======== Extracted information
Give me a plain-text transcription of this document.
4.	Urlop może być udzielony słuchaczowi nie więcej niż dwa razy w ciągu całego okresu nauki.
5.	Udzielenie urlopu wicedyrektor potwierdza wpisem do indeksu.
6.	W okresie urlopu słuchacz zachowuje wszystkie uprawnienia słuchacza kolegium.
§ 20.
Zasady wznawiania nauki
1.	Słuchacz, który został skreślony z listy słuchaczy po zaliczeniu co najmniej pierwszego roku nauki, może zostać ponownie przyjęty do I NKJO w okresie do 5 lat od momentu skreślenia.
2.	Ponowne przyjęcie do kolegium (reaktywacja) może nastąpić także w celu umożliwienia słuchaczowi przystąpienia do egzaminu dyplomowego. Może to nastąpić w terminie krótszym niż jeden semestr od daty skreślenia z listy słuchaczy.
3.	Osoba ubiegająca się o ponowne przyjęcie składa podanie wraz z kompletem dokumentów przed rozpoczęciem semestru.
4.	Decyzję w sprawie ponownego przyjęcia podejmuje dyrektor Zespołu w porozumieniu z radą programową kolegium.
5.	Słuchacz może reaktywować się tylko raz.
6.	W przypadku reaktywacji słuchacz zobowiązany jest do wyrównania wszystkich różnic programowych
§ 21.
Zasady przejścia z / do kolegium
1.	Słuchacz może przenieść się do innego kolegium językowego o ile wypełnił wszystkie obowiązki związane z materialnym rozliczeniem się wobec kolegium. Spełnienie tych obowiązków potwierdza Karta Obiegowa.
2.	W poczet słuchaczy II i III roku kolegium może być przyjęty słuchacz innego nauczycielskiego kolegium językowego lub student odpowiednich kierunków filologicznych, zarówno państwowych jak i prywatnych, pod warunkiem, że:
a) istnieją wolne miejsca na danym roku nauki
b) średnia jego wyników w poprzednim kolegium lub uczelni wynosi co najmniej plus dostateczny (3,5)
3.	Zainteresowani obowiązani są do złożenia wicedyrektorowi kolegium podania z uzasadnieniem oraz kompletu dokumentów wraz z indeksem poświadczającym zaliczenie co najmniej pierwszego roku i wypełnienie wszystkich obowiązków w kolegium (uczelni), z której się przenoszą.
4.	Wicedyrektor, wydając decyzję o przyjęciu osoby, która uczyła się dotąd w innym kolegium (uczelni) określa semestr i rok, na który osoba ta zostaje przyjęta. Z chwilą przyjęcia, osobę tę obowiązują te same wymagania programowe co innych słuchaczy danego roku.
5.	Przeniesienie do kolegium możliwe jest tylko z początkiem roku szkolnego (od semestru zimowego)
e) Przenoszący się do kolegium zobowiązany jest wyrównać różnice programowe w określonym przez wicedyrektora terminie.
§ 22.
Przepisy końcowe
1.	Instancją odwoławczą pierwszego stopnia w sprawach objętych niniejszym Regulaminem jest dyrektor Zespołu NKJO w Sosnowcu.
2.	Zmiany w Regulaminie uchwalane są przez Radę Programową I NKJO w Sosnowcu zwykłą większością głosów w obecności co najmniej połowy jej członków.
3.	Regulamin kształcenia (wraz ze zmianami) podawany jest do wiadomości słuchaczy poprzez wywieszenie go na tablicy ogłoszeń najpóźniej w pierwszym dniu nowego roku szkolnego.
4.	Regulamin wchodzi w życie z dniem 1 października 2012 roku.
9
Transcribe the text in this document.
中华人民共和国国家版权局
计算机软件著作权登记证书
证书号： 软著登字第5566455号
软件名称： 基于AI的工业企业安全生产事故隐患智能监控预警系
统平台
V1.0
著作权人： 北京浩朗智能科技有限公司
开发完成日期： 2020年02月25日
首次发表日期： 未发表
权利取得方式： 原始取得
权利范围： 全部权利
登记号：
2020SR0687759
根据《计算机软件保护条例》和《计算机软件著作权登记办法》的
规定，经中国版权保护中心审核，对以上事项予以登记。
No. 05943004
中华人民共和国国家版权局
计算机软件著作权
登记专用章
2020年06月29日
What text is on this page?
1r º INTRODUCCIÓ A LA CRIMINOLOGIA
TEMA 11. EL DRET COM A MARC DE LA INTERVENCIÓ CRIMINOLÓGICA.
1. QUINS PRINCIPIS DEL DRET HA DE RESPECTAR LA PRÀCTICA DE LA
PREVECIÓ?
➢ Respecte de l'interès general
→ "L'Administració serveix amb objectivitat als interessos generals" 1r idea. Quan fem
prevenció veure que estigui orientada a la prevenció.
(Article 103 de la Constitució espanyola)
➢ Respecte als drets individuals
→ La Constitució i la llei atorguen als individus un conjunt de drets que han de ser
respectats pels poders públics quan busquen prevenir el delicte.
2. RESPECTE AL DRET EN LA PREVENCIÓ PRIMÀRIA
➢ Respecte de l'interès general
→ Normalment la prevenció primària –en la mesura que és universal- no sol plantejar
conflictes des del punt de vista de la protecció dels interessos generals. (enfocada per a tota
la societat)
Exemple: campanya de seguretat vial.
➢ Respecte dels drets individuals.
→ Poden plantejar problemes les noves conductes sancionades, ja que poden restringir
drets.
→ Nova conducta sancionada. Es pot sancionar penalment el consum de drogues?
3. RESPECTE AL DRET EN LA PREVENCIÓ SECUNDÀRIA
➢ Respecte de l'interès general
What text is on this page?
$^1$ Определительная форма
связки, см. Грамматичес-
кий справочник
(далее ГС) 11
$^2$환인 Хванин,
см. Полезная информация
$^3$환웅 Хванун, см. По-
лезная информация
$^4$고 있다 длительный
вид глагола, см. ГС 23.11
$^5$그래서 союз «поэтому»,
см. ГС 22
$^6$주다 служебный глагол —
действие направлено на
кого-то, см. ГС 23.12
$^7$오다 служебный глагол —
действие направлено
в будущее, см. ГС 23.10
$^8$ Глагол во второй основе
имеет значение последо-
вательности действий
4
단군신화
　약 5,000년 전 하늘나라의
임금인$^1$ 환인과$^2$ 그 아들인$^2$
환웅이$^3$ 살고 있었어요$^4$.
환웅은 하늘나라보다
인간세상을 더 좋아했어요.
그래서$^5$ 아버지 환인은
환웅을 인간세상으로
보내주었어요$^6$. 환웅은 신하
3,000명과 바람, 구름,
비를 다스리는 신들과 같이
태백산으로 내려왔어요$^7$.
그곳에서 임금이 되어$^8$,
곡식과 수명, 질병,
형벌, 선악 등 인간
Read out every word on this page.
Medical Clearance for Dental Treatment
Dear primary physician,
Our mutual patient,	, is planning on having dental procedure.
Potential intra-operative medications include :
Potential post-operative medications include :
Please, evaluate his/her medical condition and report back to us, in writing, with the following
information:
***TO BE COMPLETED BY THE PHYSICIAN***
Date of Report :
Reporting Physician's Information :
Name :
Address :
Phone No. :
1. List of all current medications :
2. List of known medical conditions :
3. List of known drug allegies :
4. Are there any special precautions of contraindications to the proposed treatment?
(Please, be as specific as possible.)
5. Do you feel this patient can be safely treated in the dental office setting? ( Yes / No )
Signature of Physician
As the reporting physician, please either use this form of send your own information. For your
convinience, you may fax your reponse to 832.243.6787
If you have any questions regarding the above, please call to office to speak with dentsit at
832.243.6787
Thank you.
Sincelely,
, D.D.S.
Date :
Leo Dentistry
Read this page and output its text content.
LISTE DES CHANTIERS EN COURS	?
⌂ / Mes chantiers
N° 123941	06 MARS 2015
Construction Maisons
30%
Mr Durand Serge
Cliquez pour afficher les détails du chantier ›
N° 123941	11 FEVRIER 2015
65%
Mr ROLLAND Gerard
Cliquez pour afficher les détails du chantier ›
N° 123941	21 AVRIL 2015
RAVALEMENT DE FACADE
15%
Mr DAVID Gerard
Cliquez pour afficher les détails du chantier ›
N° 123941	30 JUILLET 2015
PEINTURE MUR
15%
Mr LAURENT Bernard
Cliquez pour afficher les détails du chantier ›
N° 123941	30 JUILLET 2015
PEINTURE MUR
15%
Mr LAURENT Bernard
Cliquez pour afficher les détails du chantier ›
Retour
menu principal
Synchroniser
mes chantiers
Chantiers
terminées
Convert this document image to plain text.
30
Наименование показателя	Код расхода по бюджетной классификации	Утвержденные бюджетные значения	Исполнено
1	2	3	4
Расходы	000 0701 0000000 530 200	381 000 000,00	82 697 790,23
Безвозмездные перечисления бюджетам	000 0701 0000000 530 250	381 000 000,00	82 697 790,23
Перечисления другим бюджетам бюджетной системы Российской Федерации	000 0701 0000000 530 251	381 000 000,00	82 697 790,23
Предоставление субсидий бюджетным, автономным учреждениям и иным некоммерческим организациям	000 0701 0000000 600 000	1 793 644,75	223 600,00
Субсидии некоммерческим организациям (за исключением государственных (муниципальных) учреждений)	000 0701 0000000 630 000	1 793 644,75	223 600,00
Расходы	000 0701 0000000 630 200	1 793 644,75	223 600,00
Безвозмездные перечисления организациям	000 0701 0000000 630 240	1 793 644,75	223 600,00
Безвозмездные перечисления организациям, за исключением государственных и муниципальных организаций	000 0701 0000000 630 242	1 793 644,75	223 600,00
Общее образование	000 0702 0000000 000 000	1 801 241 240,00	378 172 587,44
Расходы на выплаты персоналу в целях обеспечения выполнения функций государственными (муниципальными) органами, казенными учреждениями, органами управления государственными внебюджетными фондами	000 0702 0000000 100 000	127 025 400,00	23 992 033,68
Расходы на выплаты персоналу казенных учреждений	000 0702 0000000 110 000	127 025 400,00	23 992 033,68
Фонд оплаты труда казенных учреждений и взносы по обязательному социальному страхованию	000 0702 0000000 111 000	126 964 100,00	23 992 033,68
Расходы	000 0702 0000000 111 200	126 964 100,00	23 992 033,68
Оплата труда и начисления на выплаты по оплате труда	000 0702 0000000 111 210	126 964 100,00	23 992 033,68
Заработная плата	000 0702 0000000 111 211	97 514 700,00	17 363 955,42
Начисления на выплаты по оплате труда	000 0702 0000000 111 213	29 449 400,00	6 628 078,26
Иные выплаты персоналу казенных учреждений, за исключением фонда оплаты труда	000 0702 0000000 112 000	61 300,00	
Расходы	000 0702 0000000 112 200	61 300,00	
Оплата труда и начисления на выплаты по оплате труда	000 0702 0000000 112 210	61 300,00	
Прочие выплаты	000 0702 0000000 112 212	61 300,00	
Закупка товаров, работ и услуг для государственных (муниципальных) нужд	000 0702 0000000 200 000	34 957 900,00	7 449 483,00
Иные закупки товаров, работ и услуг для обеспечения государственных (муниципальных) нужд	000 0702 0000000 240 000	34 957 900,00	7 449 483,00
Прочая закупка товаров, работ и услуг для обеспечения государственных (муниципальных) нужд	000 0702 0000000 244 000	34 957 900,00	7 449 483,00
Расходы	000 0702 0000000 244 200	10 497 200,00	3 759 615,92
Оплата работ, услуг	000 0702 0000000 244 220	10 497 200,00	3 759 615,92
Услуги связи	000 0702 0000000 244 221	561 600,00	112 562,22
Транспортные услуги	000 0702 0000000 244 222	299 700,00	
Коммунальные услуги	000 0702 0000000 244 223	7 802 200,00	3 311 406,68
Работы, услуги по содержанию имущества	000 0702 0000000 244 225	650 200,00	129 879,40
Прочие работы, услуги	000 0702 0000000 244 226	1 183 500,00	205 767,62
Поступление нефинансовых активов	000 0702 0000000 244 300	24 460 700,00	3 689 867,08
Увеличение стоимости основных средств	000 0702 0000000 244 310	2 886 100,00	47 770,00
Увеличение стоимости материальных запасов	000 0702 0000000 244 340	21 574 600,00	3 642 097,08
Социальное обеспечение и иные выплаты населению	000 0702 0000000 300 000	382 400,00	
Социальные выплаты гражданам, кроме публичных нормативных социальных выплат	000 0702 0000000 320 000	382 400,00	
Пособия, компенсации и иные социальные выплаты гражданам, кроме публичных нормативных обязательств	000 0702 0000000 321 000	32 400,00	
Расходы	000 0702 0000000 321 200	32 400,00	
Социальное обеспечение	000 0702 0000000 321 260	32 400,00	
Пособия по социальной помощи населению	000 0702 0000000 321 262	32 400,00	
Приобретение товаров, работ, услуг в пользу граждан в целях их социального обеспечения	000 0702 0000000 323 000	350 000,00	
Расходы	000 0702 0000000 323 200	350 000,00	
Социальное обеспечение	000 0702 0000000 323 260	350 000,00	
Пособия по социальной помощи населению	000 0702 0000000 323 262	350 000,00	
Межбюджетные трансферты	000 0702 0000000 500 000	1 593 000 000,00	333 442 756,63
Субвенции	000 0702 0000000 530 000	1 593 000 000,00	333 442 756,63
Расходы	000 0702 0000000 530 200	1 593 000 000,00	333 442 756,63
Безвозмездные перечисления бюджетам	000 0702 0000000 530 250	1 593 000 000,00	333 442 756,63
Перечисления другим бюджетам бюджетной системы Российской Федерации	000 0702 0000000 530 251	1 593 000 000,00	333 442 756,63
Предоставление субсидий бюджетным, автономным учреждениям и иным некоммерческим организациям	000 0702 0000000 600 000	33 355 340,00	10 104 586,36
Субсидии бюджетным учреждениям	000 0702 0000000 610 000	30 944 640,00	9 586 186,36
================
- _Directive_: Above are lines of data; state how many of them contain the word "информация", with no other output.

- _The reply_: 2